* _Task instructions_
Can you rewrite all the lines below with "bboxes" changed to "bounding boxes" and everything else left as is? Omit the pictures from your version.

Start

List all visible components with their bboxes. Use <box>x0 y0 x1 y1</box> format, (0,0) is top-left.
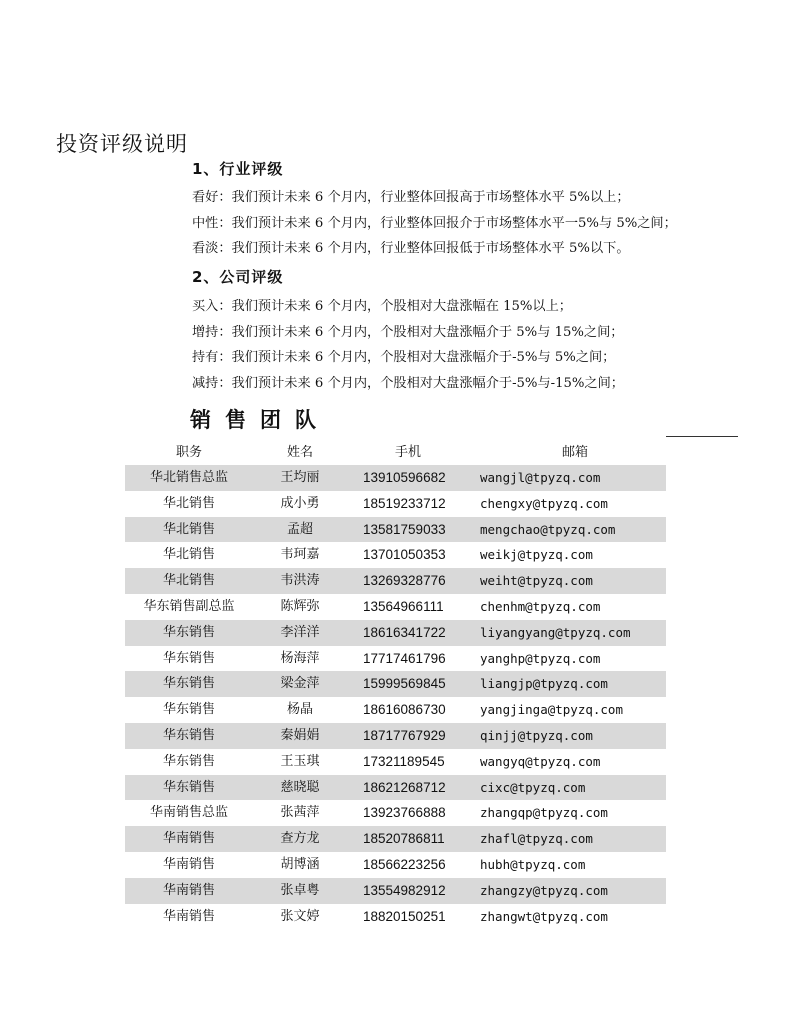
email-cell: hubh@tpyzq.com <box>480 856 586 872</box>
header-email: 邮箱 <box>561 445 588 460</box>
name-cell: 查方龙 <box>280 831 320 847</box>
name-cell: 张茜萍 <box>280 805 320 821</box>
email-cell: zhafl@tpyzq.com <box>480 831 593 847</box>
table-row <box>125 465 666 491</box>
name-cell: 梁金萍 <box>280 676 320 692</box>
name-cell: 王均丽 <box>280 470 320 485</box>
email-cell: chengxy@tpyzq.com <box>480 495 608 511</box>
company-rating-item: 买入：我们预计未来 6 个月内，个股相对大盘涨幅在 15%以上； <box>192 299 572 314</box>
title-divider <box>666 436 738 437</box>
role-cell: 华北销售 <box>162 547 215 563</box>
role-cell: 华北销售 <box>162 495 215 511</box>
email-cell: chenhm@tpyzq.com <box>480 598 601 614</box>
industry-rating-item: 看好：我们预计未来 6 个月内，行业整体回报高于市场整体水平 5%以上； <box>192 190 630 205</box>
email-cell: liangjp@tpyzq.com <box>480 676 608 692</box>
phone-cell: 13581759033 <box>363 521 446 537</box>
phone-cell: 13701050353 <box>363 547 446 563</box>
table-row <box>125 800 666 826</box>
role-cell: 华东销售副总监 <box>143 598 235 614</box>
table-row <box>125 826 666 852</box>
name-cell: 杨海萍 <box>280 650 320 666</box>
role-cell: 华东销售 <box>162 702 215 718</box>
company-rating-item: 增持：我们预计未来 6 个月内，个股相对大盘涨幅介于 5%与 15%之间； <box>192 324 624 340</box>
name-cell: 张文婷 <box>280 908 320 924</box>
email-cell: liyangyang@tpyzq.com <box>480 624 631 640</box>
table-row <box>125 697 666 723</box>
phone-cell: 15999569845 <box>363 676 446 692</box>
table-row <box>125 775 666 801</box>
email-cell: mengchao@tpyzq.com <box>480 521 616 537</box>
email-cell: zhangqp@tpyzq.com <box>480 805 608 821</box>
phone-cell: 18519233712 <box>363 495 446 511</box>
email-cell: yangjinga@tpyzq.com <box>480 702 623 718</box>
role-cell: 华南销售 <box>162 856 215 872</box>
company-rating-item: 减持：我们预计未来 6 个月内，个股相对大盘涨幅介于-5%与-15%之间； <box>192 375 624 391</box>
name-cell: 秦娟娟 <box>280 727 320 743</box>
role-cell: 华东销售 <box>162 650 215 666</box>
email-cell: cixc@tpyzq.com <box>480 779 586 795</box>
name-cell: 张卓粤 <box>280 882 320 898</box>
email-cell: zhangzy@tpyzq.com <box>480 882 608 898</box>
header-role: 职务 <box>175 445 202 460</box>
industry-rating-item: 看淡：我们预计未来 6 个月内，行业整体回报低于市场整体水平 5%以下。 <box>192 241 630 256</box>
table-row <box>125 542 666 568</box>
email-cell: yanghp@tpyzq.com <box>480 650 601 666</box>
role-cell: 华东销售 <box>162 727 215 743</box>
phone-cell: 18616086730 <box>363 702 446 718</box>
industry-rating-item: 中性：我们预计未来 6 个月内，行业整体回报介于市场整体水平一5%与 5%之间； <box>192 215 677 231</box>
phone-cell: 18717767929 <box>363 727 446 743</box>
table-row <box>125 491 666 517</box>
table-row <box>125 723 666 749</box>
rating-title: 投资评级说明 <box>56 132 188 156</box>
role-cell: 华南销售 <box>162 831 215 847</box>
phone-cell: 13564966111 <box>363 598 444 614</box>
email-cell: weikj@tpyzq.com <box>480 547 593 563</box>
name-cell: 胡博涵 <box>280 856 320 872</box>
table-row <box>125 878 666 904</box>
company-rating-list <box>192 294 624 396</box>
phone-cell: 18820150251 <box>363 908 446 924</box>
name-cell: 慈晓聪 <box>280 779 320 795</box>
industry-rating-heading: 1、行业评级 <box>192 160 284 178</box>
name-cell: 韦珂嘉 <box>280 547 320 563</box>
name-cell: 成小勇 <box>280 495 320 511</box>
phone-cell: 18520786811 <box>363 831 445 847</box>
email-cell: zhangwt@tpyzq.com <box>480 908 608 924</box>
role-cell: 华南销售 <box>162 908 215 924</box>
phone-cell: 17717461796 <box>363 650 446 666</box>
name-cell: 孟超 <box>286 521 313 537</box>
email-cell: wangyq@tpyzq.com <box>480 753 601 769</box>
sales-team-title: 销售团队 <box>190 408 330 432</box>
role-cell: 华东销售 <box>162 753 215 769</box>
role-cell: 华北销售 <box>162 521 215 537</box>
name-cell: 王玉琪 <box>280 753 320 769</box>
industry-rating-list <box>192 185 677 262</box>
email-cell: qinjj@tpyzq.com <box>480 727 593 743</box>
table-row <box>125 904 666 930</box>
email-cell: weiht@tpyzq.com <box>480 573 593 589</box>
table-row <box>125 749 666 775</box>
role-cell: 华北销售总监 <box>149 470 228 485</box>
table-row <box>125 517 666 543</box>
role-cell: 华东销售 <box>162 676 215 692</box>
role-cell: 华北销售 <box>162 573 215 589</box>
phone-cell: 13269328776 <box>363 573 446 589</box>
table-row <box>125 594 666 620</box>
sales-team-table <box>125 465 666 929</box>
phone-cell: 18566223256 <box>363 856 446 872</box>
phone-cell: 18621268712 <box>363 779 446 795</box>
phone-cell: 17321189545 <box>363 753 445 769</box>
name-cell: 杨晶 <box>286 702 313 718</box>
header-name: 姓名 <box>286 445 313 460</box>
name-cell: 韦洪涛 <box>280 573 320 589</box>
phone-cell: 13923766888 <box>363 805 446 821</box>
phone-cell: 13910596682 <box>363 470 446 485</box>
table-row <box>125 620 666 646</box>
company-rating-item: 持有：我们预计未来 6 个月内，个股相对大盘涨幅介于-5%与 5%之间； <box>192 350 616 365</box>
phone-cell: 18616341722 <box>363 624 446 640</box>
company-rating-heading: 2、公司评级 <box>192 268 284 286</box>
role-cell: 华南销售总监 <box>149 805 228 821</box>
role-cell: 华东销售 <box>162 779 215 795</box>
phone-cell: 13554982912 <box>363 882 446 898</box>
role-cell: 华南销售 <box>162 882 215 898</box>
table-row <box>125 852 666 878</box>
team-table-header <box>125 442 666 464</box>
email-cell: wangjl@tpyzq.com <box>480 470 601 485</box>
table-row <box>125 671 666 697</box>
name-cell: 李洋洋 <box>280 624 320 640</box>
table-row <box>125 568 666 594</box>
name-cell: 陈辉弥 <box>280 598 320 614</box>
header-phone: 手机 <box>394 445 421 460</box>
role-cell: 华东销售 <box>162 624 215 640</box>
table-row <box>125 646 666 672</box>
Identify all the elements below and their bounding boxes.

End

* _Problem solution_
List all visible components with their bounding boxes. Use <box>x0 y0 x1 y1</box> format, (0,0) is top-left.
email-cell: hubh@tpyzq.com <box>480 856 586 872</box>
header-email: 邮箱 <box>561 445 588 460</box>
name-cell: 查方龙 <box>280 831 320 847</box>
name-cell: 张茜萍 <box>280 805 320 821</box>
email-cell: zhafl@tpyzq.com <box>480 831 593 847</box>
table-row <box>125 465 666 491</box>
name-cell: 梁金萍 <box>280 676 320 692</box>
name-cell: 王均丽 <box>280 470 320 485</box>
email-cell: chengxy@tpyzq.com <box>480 495 608 511</box>
company-rating-item: 买入：我们预计未来 6 个月内，个股相对大盘涨幅在 15%以上； <box>192 299 572 314</box>
title-divider <box>666 436 738 437</box>
role-cell: 华北销售 <box>162 547 215 563</box>
role-cell: 华北销售 <box>162 495 215 511</box>
email-cell: chenhm@tpyzq.com <box>480 598 601 614</box>
industry-rating-item: 看好：我们预计未来 6 个月内，行业整体回报高于市场整体水平 5%以上； <box>192 190 630 205</box>
email-cell: liangjp@tpyzq.com <box>480 676 608 692</box>
phone-cell: 13581759033 <box>363 521 446 537</box>
phone-cell: 13701050353 <box>363 547 446 563</box>
table-row <box>125 800 666 826</box>
role-cell: 华东销售副总监 <box>143 598 235 614</box>
table-row <box>125 826 666 852</box>
name-cell: 杨海萍 <box>280 650 320 666</box>
role-cell: 华东销售 <box>162 702 215 718</box>
company-rating-item: 增持：我们预计未来 6 个月内，个股相对大盘涨幅介于 5%与 15%之间； <box>192 324 624 340</box>
name-cell: 张文婷 <box>280 908 320 924</box>
email-cell: liyangyang@tpyzq.com <box>480 624 631 640</box>
table-row <box>125 697 666 723</box>
phone-cell: 15999569845 <box>363 676 446 692</box>
table-row <box>125 775 666 801</box>
email-cell: mengchao@tpyzq.com <box>480 521 616 537</box>
email-cell: zhangqp@tpyzq.com <box>480 805 608 821</box>
phone-cell: 18519233712 <box>363 495 446 511</box>
email-cell: yangjinga@tpyzq.com <box>480 702 623 718</box>
role-cell: 华南销售 <box>162 856 215 872</box>
company-rating-item: 减持：我们预计未来 6 个月内，个股相对大盘涨幅介于-5%与-15%之间； <box>192 375 624 391</box>
name-cell: 秦娟娟 <box>280 727 320 743</box>
role-cell: 华东销售 <box>162 650 215 666</box>
email-cell: cixc@tpyzq.com <box>480 779 586 795</box>
name-cell: 张卓粤 <box>280 882 320 898</box>
email-cell: zhangzy@tpyzq.com <box>480 882 608 898</box>
header-role: 职务 <box>175 445 202 460</box>
industry-rating-item: 看淡：我们预计未来 6 个月内，行业整体回报低于市场整体水平 5%以下。 <box>192 241 630 256</box>
table-row <box>125 542 666 568</box>
email-cell: yanghp@tpyzq.com <box>480 650 601 666</box>
role-cell: 华东销售 <box>162 727 215 743</box>
phone-cell: 18616086730 <box>363 702 446 718</box>
industry-rating-item: 中性：我们预计未来 6 个月内，行业整体回报介于市场整体水平一5%与 5%之间； <box>192 215 677 231</box>
phone-cell: 18717767929 <box>363 727 446 743</box>
table-row <box>125 491 666 517</box>
table-row <box>125 723 666 749</box>
rating-title: 投资评级说明 <box>56 132 188 156</box>
role-cell: 华南销售 <box>162 831 215 847</box>
phone-cell: 13564966111 <box>363 598 444 614</box>
email-cell: weikj@tpyzq.com <box>480 547 593 563</box>
name-cell: 胡博涵 <box>280 856 320 872</box>
table-row <box>125 878 666 904</box>
company-rating-list <box>192 294 624 396</box>
phone-cell: 18820150251 <box>363 908 446 924</box>
name-cell: 慈晓聪 <box>280 779 320 795</box>
industry-rating-heading: 1、行业评级 <box>192 160 284 178</box>
name-cell: 韦珂嘉 <box>280 547 320 563</box>
name-cell: 成小勇 <box>280 495 320 511</box>
phone-cell: 18520786811 <box>363 831 445 847</box>
email-cell: zhangwt@tpyzq.com <box>480 908 608 924</box>
role-cell: 华南销售 <box>162 908 215 924</box>
phone-cell: 17717461796 <box>363 650 446 666</box>
name-cell: 孟超 <box>286 521 313 537</box>
email-cell: wangyq@tpyzq.com <box>480 753 601 769</box>
sales-team-title: 销售团队 <box>190 408 330 432</box>
role-cell: 华东销售 <box>162 753 215 769</box>
role-cell: 华北销售 <box>162 521 215 537</box>
name-cell: 王玉琪 <box>280 753 320 769</box>
industry-rating-list <box>192 185 677 262</box>
email-cell: qinjj@tpyzq.com <box>480 727 593 743</box>
table-row <box>125 904 666 930</box>
email-cell: weiht@tpyzq.com <box>480 573 593 589</box>
table-row <box>125 749 666 775</box>
role-cell: 华北销售总监 <box>149 470 228 485</box>
table-row <box>125 517 666 543</box>
role-cell: 华东销售 <box>162 676 215 692</box>
role-cell: 华北销售 <box>162 573 215 589</box>
phone-cell: 13269328776 <box>363 573 446 589</box>
table-row <box>125 594 666 620</box>
sales-team-table <box>125 465 666 929</box>
phone-cell: 18566223256 <box>363 856 446 872</box>
phone-cell: 18621268712 <box>363 779 446 795</box>
phone-cell: 17321189545 <box>363 753 445 769</box>
name-cell: 杨晶 <box>286 702 313 718</box>
header-name: 姓名 <box>286 445 313 460</box>
name-cell: 韦洪涛 <box>280 573 320 589</box>
phone-cell: 13923766888 <box>363 805 446 821</box>
phone-cell: 13910596682 <box>363 470 446 485</box>
table-row <box>125 620 666 646</box>
company-rating-item: 持有：我们预计未来 6 个月内，个股相对大盘涨幅介于-5%与 5%之间； <box>192 350 616 365</box>
phone-cell: 18616341722 <box>363 624 446 640</box>
company-rating-heading: 2、公司评级 <box>192 268 284 286</box>
role-cell: 华南销售总监 <box>149 805 228 821</box>
role-cell: 华东销售 <box>162 779 215 795</box>
phone-cell: 13554982912 <box>363 882 446 898</box>
role-cell: 华南销售 <box>162 882 215 898</box>
table-row <box>125 852 666 878</box>
team-table-header <box>125 442 666 464</box>
email-cell: wangjl@tpyzq.com <box>480 470 601 485</box>
table-row <box>125 671 666 697</box>
name-cell: 李洋洋 <box>280 624 320 640</box>
table-row <box>125 568 666 594</box>
name-cell: 陈辉弥 <box>280 598 320 614</box>
header-phone: 手机 <box>394 445 421 460</box>
role-cell: 华东销售 <box>162 624 215 640</box>
table-row <box>125 646 666 672</box>
Identify all the elements below and their bounding boxes.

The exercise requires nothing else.